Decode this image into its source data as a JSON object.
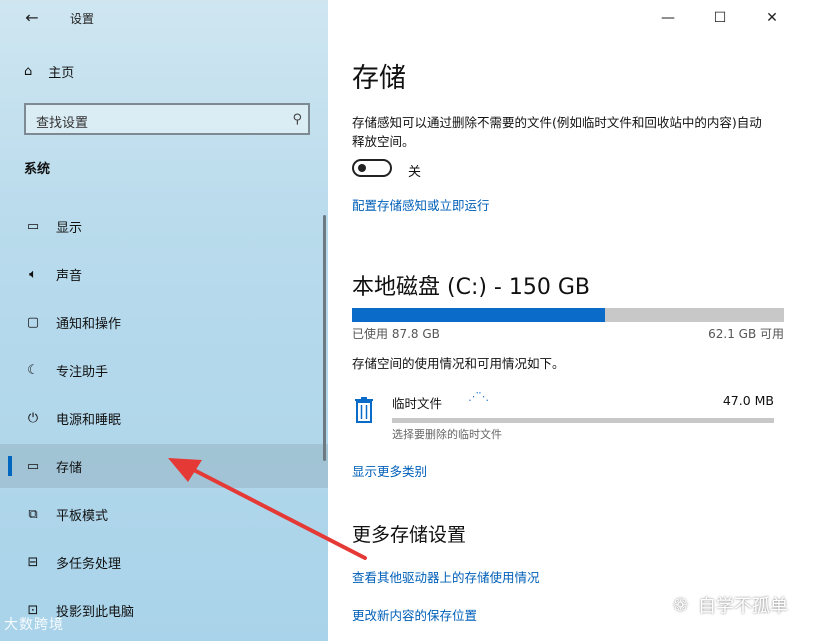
{
  "app": {
    "title": "设置",
    "back_icon": "back-arrow-icon"
  },
  "sidebar": {
    "home_label": "主页",
    "search_placeholder": "查找设置",
    "group_label": "系统",
    "items": [
      {
        "label": "显示",
        "icon": "display-icon"
      },
      {
        "label": "声音",
        "icon": "speaker-icon"
      },
      {
        "label": "通知和操作",
        "icon": "notification-icon"
      },
      {
        "label": "专注助手",
        "icon": "moon-icon"
      },
      {
        "label": "电源和睡眠",
        "icon": "power-icon"
      },
      {
        "label": "存储",
        "icon": "storage-icon",
        "active": true
      },
      {
        "label": "平板模式",
        "icon": "tablet-icon"
      },
      {
        "label": "多任务处理",
        "icon": "multitask-icon"
      },
      {
        "label": "投影到此电脑",
        "icon": "project-icon"
      }
    ]
  },
  "window_controls": {
    "minimize": "—",
    "maximize": "☐",
    "close": "✕"
  },
  "main": {
    "title": "存储",
    "description": "存储感知可以通过删除不需要的文件(例如临时文件和回收站中的内容)自动释放空间。",
    "toggle_state": "关",
    "link_configure": "配置存储感知或立即运行",
    "disk_title": "本地磁盘 (C:) - 150 GB",
    "used": "已使用 87.8 GB",
    "available": "62.1 GB 可用",
    "used_fraction": 0.585,
    "usage_text": "存储空间的使用情况和可用情况如下。",
    "temp_files_label": "临时文件",
    "temp_files_size": "47.0 MB",
    "temp_files_sub": "选择要删除的临时文件",
    "show_more": "显示更多类别",
    "more_settings_title": "更多存储设置",
    "link_other_drives": "查看其他驱动器上的存储使用情况",
    "link_save_location": "更改新内容的保存位置"
  },
  "watermarks": {
    "wechat": "自学不孤单",
    "bottom_left": "大数跨境"
  },
  "colors": {
    "accent": "#0067c0",
    "link": "#005fb8",
    "annotation_arrow": "#e53935"
  }
}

Aim of the task: Omit every image. Quote each record exactly.

Result of this task:
Decode this image into its source data as a JSON object.
{
  "app": {
    "title": "设置",
    "back_icon": "back-arrow-icon"
  },
  "sidebar": {
    "home_label": "主页",
    "search_placeholder": "查找设置",
    "group_label": "系统",
    "items": [
      {
        "label": "显示",
        "icon": "display-icon"
      },
      {
        "label": "声音",
        "icon": "speaker-icon"
      },
      {
        "label": "通知和操作",
        "icon": "notification-icon"
      },
      {
        "label": "专注助手",
        "icon": "moon-icon"
      },
      {
        "label": "电源和睡眠",
        "icon": "power-icon"
      },
      {
        "label": "存储",
        "icon": "storage-icon",
        "active": true
      },
      {
        "label": "平板模式",
        "icon": "tablet-icon"
      },
      {
        "label": "多任务处理",
        "icon": "multitask-icon"
      },
      {
        "label": "投影到此电脑",
        "icon": "project-icon"
      }
    ]
  },
  "window_controls": {
    "minimize": "—",
    "maximize": "☐",
    "close": "✕"
  },
  "main": {
    "title": "存储",
    "description": "存储感知可以通过删除不需要的文件(例如临时文件和回收站中的内容)自动释放空间。",
    "toggle_state": "关",
    "link_configure": "配置存储感知或立即运行",
    "disk_title": "本地磁盘 (C:) - 150 GB",
    "used": "已使用 87.8 GB",
    "available": "62.1 GB 可用",
    "used_fraction": 0.585,
    "usage_text": "存储空间的使用情况和可用情况如下。",
    "temp_files_label": "临时文件",
    "temp_files_size": "47.0 MB",
    "temp_files_sub": "选择要删除的临时文件",
    "show_more": "显示更多类别",
    "more_settings_title": "更多存储设置",
    "link_other_drives": "查看其他驱动器上的存储使用情况",
    "link_save_location": "更改新内容的保存位置"
  },
  "watermarks": {
    "wechat": "自学不孤单",
    "bottom_left": "大数跨境"
  },
  "colors": {
    "accent": "#0067c0",
    "link": "#005fb8",
    "annotation_arrow": "#e53935"
  }
}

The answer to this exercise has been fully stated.